▸ **DO THIS**
In your copy, include every line of the listing below exactly but none of the pictures.

A run of records:

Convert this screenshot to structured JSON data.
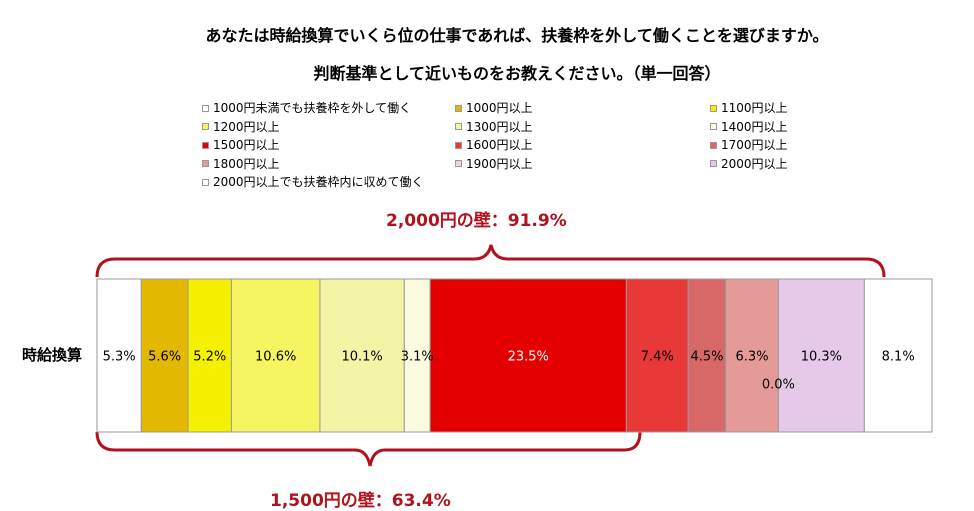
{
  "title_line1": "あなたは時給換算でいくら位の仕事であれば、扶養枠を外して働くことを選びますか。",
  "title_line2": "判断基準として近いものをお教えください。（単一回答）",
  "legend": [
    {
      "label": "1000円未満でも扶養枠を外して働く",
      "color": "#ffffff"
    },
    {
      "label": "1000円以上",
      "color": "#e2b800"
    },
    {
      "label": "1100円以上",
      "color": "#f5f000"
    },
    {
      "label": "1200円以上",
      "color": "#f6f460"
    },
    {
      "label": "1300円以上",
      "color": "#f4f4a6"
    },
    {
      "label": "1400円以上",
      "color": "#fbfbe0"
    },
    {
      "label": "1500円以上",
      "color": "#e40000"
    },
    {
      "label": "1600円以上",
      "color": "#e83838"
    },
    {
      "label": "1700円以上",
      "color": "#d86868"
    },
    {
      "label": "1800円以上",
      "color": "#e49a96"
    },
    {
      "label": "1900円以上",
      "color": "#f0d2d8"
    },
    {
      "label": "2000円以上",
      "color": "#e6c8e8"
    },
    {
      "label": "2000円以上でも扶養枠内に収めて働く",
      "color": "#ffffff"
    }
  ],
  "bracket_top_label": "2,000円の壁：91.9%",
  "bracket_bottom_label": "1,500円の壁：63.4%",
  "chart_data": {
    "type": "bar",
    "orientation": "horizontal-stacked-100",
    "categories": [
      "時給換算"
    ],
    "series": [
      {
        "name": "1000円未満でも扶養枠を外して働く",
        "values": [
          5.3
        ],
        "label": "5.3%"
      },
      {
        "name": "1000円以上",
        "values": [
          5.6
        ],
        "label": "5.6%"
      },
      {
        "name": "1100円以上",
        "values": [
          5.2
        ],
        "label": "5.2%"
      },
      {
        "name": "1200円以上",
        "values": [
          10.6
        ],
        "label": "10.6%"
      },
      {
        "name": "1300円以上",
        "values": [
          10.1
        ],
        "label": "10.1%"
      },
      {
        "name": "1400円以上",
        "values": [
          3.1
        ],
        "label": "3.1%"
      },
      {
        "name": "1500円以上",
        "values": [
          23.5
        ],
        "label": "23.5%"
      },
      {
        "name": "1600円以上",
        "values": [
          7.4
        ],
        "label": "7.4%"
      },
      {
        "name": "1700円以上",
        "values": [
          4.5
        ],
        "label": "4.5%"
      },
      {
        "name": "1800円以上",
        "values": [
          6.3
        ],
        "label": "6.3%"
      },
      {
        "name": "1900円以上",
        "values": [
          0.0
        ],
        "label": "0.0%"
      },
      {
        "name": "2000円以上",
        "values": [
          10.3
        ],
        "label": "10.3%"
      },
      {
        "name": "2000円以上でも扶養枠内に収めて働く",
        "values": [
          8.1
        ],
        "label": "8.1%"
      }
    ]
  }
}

▸ **EXERCISE SOLUTION**
Convert this screenshot to structured JSON data.
{
  "title_line1": "あなたは時給換算でいくら位の仕事であれば、扶養枠を外して働くことを選びますか。",
  "title_line2": "判断基準として近いものをお教えください。（単一回答）",
  "legend": [
    {
      "label": "1000円未満でも扶養枠を外して働く",
      "color": "#ffffff"
    },
    {
      "label": "1000円以上",
      "color": "#e2b800"
    },
    {
      "label": "1100円以上",
      "color": "#f5f000"
    },
    {
      "label": "1200円以上",
      "color": "#f6f460"
    },
    {
      "label": "1300円以上",
      "color": "#f4f4a6"
    },
    {
      "label": "1400円以上",
      "color": "#fbfbe0"
    },
    {
      "label": "1500円以上",
      "color": "#e40000"
    },
    {
      "label": "1600円以上",
      "color": "#e83838"
    },
    {
      "label": "1700円以上",
      "color": "#d86868"
    },
    {
      "label": "1800円以上",
      "color": "#e49a96"
    },
    {
      "label": "1900円以上",
      "color": "#f0d2d8"
    },
    {
      "label": "2000円以上",
      "color": "#e6c8e8"
    },
    {
      "label": "2000円以上でも扶養枠内に収めて働く",
      "color": "#ffffff"
    }
  ],
  "bracket_top_label": "2,000円の壁：91.9%",
  "bracket_bottom_label": "1,500円の壁：63.4%",
  "chart_data": {
    "type": "bar",
    "orientation": "horizontal-stacked-100",
    "categories": [
      "時給換算"
    ],
    "series": [
      {
        "name": "1000円未満でも扶養枠を外して働く",
        "values": [
          5.3
        ],
        "label": "5.3%"
      },
      {
        "name": "1000円以上",
        "values": [
          5.6
        ],
        "label": "5.6%"
      },
      {
        "name": "1100円以上",
        "values": [
          5.2
        ],
        "label": "5.2%"
      },
      {
        "name": "1200円以上",
        "values": [
          10.6
        ],
        "label": "10.6%"
      },
      {
        "name": "1300円以上",
        "values": [
          10.1
        ],
        "label": "10.1%"
      },
      {
        "name": "1400円以上",
        "values": [
          3.1
        ],
        "label": "3.1%"
      },
      {
        "name": "1500円以上",
        "values": [
          23.5
        ],
        "label": "23.5%"
      },
      {
        "name": "1600円以上",
        "values": [
          7.4
        ],
        "label": "7.4%"
      },
      {
        "name": "1700円以上",
        "values": [
          4.5
        ],
        "label": "4.5%"
      },
      {
        "name": "1800円以上",
        "values": [
          6.3
        ],
        "label": "6.3%"
      },
      {
        "name": "1900円以上",
        "values": [
          0.0
        ],
        "label": "0.0%"
      },
      {
        "name": "2000円以上",
        "values": [
          10.3
        ],
        "label": "10.3%"
      },
      {
        "name": "2000円以上でも扶養枠内に収めて働く",
        "values": [
          8.1
        ],
        "label": "8.1%"
      }
    ]
  }
}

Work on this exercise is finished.